*** Exercise inputs ***
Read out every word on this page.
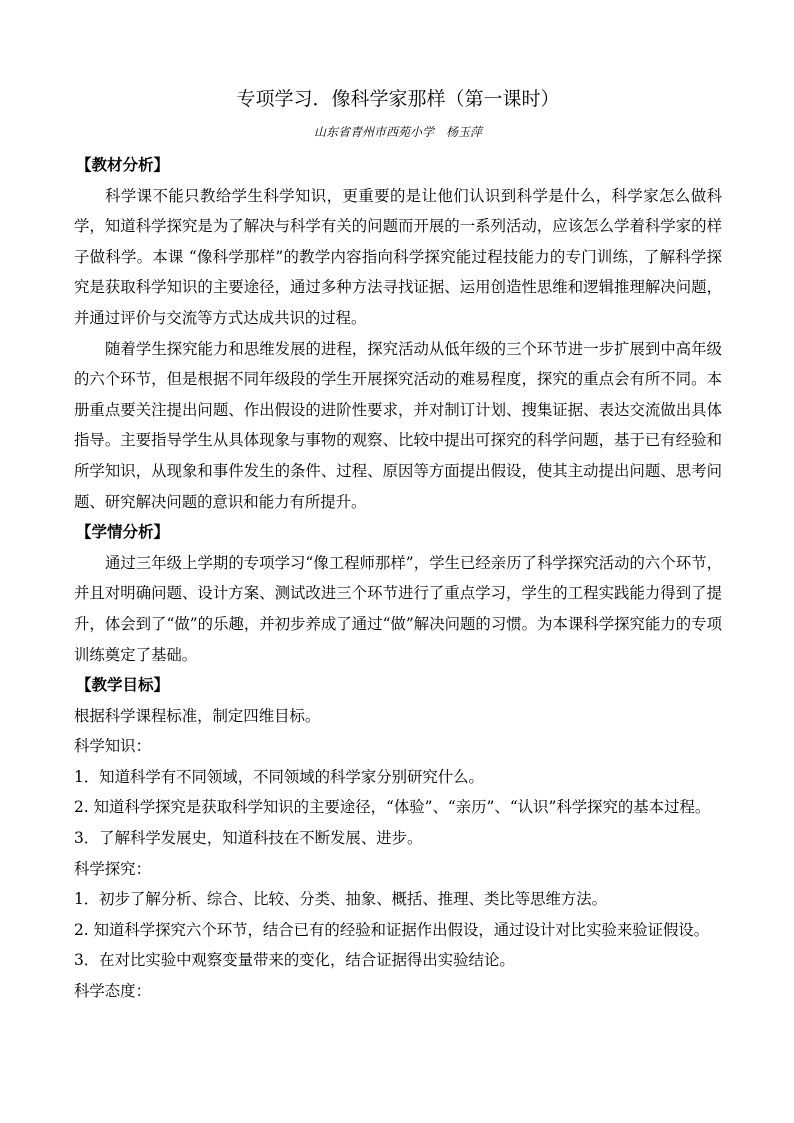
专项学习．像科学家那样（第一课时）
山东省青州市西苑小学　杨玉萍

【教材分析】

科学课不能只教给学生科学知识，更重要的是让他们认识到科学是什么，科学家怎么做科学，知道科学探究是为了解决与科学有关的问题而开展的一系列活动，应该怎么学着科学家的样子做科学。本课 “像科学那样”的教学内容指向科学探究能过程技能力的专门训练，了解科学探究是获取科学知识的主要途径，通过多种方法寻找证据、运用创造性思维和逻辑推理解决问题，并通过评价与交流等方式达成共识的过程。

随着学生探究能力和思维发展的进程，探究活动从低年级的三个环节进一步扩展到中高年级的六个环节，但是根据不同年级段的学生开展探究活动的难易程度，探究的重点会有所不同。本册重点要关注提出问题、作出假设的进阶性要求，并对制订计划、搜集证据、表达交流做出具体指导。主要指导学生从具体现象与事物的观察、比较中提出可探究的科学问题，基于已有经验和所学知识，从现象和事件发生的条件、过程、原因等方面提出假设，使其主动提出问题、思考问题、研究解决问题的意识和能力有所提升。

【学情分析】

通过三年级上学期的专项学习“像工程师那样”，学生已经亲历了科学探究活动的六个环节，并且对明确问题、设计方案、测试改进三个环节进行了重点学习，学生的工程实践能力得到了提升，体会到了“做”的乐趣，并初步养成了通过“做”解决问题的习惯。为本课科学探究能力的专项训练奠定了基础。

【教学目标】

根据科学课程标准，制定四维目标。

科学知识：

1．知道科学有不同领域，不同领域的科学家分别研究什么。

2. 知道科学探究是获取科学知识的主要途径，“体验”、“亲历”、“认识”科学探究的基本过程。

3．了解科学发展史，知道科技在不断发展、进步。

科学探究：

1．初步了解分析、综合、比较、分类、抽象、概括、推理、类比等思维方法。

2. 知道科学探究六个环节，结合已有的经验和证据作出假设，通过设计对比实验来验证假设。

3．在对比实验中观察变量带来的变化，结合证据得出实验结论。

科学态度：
***
*** Exercise inputs ***
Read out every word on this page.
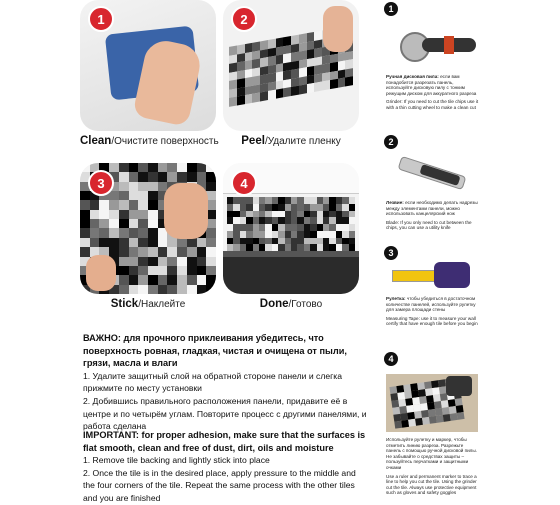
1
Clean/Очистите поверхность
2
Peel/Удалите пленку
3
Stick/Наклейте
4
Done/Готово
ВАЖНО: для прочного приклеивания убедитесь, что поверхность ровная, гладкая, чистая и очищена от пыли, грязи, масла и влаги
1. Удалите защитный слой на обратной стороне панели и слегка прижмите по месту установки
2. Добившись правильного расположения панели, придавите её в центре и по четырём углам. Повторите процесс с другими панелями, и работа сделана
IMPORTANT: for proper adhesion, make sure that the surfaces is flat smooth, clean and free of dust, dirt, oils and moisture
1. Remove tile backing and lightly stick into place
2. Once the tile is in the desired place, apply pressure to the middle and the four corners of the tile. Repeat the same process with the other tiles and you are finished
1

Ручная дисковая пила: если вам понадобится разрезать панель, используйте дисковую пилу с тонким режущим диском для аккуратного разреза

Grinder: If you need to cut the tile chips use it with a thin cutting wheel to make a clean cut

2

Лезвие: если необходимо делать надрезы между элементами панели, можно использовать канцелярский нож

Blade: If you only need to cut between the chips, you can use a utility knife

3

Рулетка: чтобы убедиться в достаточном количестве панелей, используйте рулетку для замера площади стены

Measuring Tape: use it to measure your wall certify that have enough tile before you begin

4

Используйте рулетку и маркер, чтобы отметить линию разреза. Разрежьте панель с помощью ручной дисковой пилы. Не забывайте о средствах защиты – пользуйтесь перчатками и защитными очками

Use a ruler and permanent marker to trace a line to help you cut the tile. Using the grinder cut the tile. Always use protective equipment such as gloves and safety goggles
***
Pull out each line of the entries that contains "need".

Grinder: If you need to cut the tile chips use it with a thin cutting wheel to make a clean cut
Blade: If you only need to cut between the chips, you can use a utility knife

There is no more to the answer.